* What the exercise asks
Write out the entries below once more, exactly.

* Supplied information
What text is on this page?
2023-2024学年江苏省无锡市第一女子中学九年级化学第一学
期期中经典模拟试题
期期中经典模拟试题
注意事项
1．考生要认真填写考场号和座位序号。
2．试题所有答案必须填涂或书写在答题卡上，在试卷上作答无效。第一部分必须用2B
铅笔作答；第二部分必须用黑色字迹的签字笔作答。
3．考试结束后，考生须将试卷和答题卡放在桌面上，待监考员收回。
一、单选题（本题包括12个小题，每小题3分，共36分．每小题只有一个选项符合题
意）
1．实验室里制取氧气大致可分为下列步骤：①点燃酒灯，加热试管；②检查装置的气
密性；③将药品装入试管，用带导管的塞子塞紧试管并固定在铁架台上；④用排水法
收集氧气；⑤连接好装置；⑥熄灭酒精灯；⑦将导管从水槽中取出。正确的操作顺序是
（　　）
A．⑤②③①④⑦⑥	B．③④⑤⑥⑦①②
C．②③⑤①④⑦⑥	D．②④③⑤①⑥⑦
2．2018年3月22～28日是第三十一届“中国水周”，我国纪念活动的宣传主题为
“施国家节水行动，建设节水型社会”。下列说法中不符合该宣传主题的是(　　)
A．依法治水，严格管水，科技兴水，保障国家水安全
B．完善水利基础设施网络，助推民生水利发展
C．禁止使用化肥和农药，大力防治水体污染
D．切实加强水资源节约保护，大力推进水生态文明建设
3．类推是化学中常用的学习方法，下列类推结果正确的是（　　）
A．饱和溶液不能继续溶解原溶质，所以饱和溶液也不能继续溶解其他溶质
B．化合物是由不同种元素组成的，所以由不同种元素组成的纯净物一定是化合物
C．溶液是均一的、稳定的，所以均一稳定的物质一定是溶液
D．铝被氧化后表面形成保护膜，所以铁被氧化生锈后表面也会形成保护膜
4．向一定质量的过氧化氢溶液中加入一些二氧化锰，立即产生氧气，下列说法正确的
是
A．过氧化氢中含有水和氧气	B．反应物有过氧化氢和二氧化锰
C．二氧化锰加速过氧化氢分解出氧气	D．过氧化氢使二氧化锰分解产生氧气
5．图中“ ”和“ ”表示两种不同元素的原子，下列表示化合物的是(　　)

* Exercise result
What text is on this page?
2023-2024学年江苏省无锡市第一女子中学九年级化学第一学
期期中经典模拟试题
期期中经典模拟试题
注意事项
1．考生要认真填写考场号和座位序号。
2．试题所有答案必须填涂或书写在答题卡上，在试卷上作答无效。第一部分必须用2B
铅笔作答；第二部分必须用黑色字迹的签字笔作答。
3．考试结束后，考生须将试卷和答题卡放在桌面上，待监考员收回。
一、单选题（本题包括12个小题，每小题3分，共36分．每小题只有一个选项符合题
意）
1．实验室里制取氧气大致可分为下列步骤：①点燃酒灯，加热试管；②检查装置的气
密性；③将药品装入试管，用带导管的塞子塞紧试管并固定在铁架台上；④用排水法
收集氧气；⑤连接好装置；⑥熄灭酒精灯；⑦将导管从水槽中取出。正确的操作顺序是
（　　）
A．⑤②③①④⑦⑥	B．③④⑤⑥⑦①②
C．②③⑤①④⑦⑥	D．②④③⑤①⑥⑦
2．2018年3月22～28日是第三十一届“中国水周”，我国纪念活动的宣传主题为
“施国家节水行动，建设节水型社会”。下列说法中不符合该宣传主题的是(　　)
A．依法治水，严格管水，科技兴水，保障国家水安全
B．完善水利基础设施网络，助推民生水利发展
C．禁止使用化肥和农药，大力防治水体污染
D．切实加强水资源节约保护，大力推进水生态文明建设
3．类推是化学中常用的学习方法，下列类推结果正确的是（　　）
A．饱和溶液不能继续溶解原溶质，所以饱和溶液也不能继续溶解其他溶质
B．化合物是由不同种元素组成的，所以由不同种元素组成的纯净物一定是化合物
C．溶液是均一的、稳定的，所以均一稳定的物质一定是溶液
D．铝被氧化后表面形成保护膜，所以铁被氧化生锈后表面也会形成保护膜
4．向一定质量的过氧化氢溶液中加入一些二氧化锰，立即产生氧气，下列说法正确的
是
A．过氧化氢中含有水和氧气	B．反应物有过氧化氢和二氧化锰
C．二氧化锰加速过氧化氢分解出氧气	D．过氧化氢使二氧化锰分解产生氧气
5．图中“ ”和“ ”表示两种不同元素的原子，下列表示化合物的是(　　)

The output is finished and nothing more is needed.